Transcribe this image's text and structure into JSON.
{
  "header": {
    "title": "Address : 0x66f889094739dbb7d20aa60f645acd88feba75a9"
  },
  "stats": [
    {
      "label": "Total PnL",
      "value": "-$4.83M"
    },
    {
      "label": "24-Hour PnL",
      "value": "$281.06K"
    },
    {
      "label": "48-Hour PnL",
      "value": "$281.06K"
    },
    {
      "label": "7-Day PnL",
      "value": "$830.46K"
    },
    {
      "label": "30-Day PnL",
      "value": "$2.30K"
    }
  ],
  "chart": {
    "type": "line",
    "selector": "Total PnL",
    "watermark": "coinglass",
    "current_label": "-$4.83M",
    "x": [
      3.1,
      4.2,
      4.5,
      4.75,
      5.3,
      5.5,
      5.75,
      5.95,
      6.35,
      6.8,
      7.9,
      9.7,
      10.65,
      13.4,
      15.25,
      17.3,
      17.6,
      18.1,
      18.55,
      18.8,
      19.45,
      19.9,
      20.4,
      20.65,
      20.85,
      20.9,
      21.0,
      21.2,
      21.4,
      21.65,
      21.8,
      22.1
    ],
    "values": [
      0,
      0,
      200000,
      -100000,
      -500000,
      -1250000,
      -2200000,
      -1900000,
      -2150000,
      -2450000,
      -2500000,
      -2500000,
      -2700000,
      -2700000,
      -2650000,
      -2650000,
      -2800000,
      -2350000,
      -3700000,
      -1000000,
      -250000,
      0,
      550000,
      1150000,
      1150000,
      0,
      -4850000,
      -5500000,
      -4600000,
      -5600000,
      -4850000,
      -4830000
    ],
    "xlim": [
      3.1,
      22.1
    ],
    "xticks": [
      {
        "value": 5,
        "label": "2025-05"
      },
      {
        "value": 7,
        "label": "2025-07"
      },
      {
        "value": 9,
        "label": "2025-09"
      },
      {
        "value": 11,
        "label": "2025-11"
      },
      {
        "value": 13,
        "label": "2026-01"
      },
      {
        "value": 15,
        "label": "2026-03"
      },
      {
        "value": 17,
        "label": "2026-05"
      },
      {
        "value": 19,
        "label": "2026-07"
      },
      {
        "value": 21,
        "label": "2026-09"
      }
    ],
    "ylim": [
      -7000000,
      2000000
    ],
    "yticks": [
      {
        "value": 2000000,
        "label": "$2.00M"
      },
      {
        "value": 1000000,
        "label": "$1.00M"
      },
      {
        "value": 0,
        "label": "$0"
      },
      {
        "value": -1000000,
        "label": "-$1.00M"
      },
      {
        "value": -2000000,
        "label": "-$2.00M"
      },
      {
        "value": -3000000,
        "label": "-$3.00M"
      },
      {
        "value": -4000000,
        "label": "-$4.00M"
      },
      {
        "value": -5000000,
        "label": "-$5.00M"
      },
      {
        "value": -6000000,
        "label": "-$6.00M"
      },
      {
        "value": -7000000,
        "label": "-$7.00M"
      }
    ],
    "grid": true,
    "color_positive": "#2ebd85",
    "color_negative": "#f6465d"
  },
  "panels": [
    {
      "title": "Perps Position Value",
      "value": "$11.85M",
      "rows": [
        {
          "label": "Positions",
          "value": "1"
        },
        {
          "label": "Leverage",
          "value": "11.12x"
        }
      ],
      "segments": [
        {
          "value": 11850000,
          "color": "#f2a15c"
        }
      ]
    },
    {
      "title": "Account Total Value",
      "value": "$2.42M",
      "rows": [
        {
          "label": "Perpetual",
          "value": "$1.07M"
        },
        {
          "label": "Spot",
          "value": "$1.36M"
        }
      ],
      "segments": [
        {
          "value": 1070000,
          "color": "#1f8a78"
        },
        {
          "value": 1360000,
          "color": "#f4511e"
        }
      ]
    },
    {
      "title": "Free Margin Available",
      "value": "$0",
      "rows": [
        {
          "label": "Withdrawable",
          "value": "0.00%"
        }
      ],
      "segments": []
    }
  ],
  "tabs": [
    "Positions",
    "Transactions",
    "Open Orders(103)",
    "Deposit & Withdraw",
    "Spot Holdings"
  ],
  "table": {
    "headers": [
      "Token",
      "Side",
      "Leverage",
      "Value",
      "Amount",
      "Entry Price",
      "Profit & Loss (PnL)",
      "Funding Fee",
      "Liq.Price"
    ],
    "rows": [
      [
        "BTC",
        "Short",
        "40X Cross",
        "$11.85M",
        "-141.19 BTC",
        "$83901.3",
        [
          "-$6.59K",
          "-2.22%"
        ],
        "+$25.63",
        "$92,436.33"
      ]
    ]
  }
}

::::::::::

**What the task requires**.
Out of the preceding entries, pull every line containing the string "title".

**Solution**.
    "title": "Address : 0x66f889094739dbb7d20aa60f645acd88feba75a9"
      "title": "Perps Position Value",
      "title": "Account Total Value",
      "title": "Free Margin Available",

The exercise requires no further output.